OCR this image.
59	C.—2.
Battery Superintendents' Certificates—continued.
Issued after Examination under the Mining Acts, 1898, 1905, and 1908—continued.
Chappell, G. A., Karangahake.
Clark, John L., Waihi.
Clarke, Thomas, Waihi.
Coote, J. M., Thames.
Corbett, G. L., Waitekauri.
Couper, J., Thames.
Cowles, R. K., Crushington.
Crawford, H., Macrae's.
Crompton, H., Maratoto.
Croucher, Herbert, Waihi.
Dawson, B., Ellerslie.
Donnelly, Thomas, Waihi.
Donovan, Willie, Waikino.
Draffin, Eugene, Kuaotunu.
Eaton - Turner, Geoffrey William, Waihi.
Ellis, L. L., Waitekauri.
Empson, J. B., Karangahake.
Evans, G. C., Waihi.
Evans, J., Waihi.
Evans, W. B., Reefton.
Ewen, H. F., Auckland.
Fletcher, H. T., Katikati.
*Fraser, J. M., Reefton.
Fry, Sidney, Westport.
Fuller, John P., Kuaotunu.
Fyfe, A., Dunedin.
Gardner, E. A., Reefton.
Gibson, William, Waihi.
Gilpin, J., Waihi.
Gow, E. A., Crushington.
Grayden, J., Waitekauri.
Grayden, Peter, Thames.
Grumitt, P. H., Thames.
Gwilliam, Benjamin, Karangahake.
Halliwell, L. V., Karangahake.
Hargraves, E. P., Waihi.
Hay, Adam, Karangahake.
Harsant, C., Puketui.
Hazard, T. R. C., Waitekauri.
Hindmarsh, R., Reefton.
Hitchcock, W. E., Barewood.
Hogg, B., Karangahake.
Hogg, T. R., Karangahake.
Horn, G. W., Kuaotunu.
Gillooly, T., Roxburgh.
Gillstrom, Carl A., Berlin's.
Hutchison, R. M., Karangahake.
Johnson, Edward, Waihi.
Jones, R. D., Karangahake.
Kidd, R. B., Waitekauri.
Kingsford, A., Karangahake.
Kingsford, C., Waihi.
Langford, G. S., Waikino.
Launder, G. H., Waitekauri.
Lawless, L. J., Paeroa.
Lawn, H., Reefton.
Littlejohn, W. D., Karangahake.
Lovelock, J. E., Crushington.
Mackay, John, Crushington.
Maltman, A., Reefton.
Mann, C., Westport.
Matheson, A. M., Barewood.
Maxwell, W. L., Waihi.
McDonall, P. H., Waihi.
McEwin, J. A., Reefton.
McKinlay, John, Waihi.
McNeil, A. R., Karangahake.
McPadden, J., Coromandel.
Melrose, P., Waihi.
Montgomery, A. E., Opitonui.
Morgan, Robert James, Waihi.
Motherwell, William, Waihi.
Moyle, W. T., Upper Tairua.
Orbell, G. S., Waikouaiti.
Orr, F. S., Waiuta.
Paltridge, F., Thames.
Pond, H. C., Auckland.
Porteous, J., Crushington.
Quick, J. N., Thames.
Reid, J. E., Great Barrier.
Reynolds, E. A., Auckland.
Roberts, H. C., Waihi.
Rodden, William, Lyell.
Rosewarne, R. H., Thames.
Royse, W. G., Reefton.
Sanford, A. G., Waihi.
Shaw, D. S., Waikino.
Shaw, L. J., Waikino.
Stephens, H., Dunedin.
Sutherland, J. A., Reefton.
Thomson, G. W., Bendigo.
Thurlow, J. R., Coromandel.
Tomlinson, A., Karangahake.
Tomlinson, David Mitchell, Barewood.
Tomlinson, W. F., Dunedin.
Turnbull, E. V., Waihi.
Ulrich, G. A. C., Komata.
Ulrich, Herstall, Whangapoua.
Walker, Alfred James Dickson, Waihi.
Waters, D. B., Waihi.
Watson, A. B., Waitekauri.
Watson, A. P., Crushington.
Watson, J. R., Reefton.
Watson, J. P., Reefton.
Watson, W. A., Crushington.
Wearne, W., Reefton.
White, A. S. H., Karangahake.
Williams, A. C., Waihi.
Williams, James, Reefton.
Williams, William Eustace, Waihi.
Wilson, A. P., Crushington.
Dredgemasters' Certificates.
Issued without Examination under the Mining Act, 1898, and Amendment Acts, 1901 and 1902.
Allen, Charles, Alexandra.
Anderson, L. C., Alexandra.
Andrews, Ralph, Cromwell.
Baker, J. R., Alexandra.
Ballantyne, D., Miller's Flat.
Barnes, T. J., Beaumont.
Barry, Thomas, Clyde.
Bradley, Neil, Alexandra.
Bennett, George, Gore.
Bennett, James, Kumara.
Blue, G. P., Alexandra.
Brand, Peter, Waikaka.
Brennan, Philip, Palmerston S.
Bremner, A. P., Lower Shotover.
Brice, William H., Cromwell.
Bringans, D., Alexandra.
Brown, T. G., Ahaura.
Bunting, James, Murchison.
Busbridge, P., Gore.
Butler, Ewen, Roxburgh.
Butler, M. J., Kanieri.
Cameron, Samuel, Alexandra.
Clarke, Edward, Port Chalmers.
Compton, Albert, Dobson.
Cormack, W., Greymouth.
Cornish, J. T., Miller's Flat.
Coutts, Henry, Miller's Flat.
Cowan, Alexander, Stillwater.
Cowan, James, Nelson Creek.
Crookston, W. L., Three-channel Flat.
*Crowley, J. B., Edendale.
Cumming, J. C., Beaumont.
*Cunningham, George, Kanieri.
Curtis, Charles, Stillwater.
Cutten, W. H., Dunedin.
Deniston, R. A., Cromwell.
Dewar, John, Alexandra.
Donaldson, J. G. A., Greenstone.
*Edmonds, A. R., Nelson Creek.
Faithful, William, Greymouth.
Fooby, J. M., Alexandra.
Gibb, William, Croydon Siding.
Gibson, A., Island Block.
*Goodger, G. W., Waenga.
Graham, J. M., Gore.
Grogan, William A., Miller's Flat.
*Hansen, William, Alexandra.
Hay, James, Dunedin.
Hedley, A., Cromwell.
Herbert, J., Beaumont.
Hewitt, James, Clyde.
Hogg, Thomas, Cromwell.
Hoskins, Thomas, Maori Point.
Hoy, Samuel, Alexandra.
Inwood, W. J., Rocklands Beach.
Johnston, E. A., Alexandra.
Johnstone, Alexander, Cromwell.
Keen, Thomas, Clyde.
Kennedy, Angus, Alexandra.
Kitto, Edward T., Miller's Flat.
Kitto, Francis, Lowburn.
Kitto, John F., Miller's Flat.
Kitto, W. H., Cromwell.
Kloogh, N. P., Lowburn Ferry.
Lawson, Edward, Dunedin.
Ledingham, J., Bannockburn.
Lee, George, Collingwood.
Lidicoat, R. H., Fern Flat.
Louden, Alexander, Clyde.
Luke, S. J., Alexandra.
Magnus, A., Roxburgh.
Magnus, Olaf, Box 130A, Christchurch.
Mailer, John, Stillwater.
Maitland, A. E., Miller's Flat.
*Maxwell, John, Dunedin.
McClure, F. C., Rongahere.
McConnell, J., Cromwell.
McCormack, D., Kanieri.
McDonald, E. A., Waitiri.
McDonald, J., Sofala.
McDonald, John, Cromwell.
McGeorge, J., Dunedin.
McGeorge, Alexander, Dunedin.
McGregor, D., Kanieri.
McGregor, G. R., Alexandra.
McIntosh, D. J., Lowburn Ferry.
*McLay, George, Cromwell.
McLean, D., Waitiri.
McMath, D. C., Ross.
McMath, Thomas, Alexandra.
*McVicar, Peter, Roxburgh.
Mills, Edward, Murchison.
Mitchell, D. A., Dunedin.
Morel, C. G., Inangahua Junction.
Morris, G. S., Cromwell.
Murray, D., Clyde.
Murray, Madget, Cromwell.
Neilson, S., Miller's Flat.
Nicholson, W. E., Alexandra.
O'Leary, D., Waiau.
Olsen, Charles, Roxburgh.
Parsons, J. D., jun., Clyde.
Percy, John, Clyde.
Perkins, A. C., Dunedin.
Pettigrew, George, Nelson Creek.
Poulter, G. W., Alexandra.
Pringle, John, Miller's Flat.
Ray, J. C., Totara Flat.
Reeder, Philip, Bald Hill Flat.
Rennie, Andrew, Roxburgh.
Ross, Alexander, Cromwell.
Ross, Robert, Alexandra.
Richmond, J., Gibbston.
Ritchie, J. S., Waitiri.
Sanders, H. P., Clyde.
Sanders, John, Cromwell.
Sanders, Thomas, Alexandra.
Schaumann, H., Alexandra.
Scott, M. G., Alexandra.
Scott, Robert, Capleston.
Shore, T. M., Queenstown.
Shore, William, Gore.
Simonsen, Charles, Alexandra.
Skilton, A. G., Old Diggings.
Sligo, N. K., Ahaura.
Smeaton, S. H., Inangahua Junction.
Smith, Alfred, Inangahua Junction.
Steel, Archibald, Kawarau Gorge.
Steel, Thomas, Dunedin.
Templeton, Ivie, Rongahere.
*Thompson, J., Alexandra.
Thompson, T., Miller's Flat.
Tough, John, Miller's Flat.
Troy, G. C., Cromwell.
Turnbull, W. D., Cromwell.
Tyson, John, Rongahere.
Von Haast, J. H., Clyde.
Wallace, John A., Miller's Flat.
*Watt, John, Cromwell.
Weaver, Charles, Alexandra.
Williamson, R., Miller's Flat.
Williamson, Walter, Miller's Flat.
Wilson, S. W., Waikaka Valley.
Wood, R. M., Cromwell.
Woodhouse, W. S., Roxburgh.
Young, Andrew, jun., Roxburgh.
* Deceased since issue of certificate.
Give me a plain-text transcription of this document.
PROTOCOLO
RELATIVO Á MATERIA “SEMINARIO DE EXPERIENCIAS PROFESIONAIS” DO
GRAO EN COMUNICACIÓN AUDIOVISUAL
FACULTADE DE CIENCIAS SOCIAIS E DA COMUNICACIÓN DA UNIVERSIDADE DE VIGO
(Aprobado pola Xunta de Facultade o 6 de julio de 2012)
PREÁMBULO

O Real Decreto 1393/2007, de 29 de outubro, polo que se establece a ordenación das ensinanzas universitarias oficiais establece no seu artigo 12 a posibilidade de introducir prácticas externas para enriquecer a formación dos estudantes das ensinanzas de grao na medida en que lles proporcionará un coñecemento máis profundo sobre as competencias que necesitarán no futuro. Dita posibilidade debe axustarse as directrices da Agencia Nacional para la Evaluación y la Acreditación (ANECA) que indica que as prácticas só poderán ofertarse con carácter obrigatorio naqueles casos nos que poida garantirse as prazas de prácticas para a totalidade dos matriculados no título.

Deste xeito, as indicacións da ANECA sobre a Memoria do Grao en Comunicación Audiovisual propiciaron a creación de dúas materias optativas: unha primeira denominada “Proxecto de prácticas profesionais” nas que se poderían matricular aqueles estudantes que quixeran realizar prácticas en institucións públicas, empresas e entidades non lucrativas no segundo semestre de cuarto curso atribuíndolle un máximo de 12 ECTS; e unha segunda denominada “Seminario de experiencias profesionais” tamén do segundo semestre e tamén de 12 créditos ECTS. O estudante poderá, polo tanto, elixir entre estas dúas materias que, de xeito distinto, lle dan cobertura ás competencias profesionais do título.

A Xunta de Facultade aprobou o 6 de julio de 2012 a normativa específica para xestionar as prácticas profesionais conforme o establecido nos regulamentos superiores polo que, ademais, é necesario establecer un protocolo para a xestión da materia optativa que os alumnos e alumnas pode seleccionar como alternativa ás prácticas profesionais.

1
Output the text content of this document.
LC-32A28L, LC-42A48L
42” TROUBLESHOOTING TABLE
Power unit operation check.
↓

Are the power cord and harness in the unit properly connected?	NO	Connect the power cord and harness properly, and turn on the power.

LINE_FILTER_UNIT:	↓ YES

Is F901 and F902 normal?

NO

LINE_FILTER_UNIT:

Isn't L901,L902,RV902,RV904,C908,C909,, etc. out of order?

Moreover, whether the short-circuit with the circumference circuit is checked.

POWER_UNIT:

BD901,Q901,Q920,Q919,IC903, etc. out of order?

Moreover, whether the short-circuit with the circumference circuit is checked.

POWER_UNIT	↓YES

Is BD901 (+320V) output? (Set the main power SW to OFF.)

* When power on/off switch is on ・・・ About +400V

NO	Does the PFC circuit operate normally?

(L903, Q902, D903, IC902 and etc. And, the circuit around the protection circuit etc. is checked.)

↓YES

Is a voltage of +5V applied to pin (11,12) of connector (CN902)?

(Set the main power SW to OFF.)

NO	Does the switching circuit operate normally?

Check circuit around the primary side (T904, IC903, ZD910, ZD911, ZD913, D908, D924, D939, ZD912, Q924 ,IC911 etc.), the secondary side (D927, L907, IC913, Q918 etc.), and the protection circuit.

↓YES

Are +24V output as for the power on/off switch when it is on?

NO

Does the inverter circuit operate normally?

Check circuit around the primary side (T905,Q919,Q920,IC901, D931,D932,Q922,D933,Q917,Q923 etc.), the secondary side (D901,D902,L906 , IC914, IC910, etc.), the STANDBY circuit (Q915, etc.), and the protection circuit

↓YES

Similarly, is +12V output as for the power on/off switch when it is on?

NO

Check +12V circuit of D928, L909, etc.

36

--

**WRITTEN INSTRUCTION:**
Copy every line of the entries above in which "Maxwell" occurs.

**EXERCISE ANSWER:**
Maxwell, W. L., Waihi.
*Maxwell, John, Dunedin.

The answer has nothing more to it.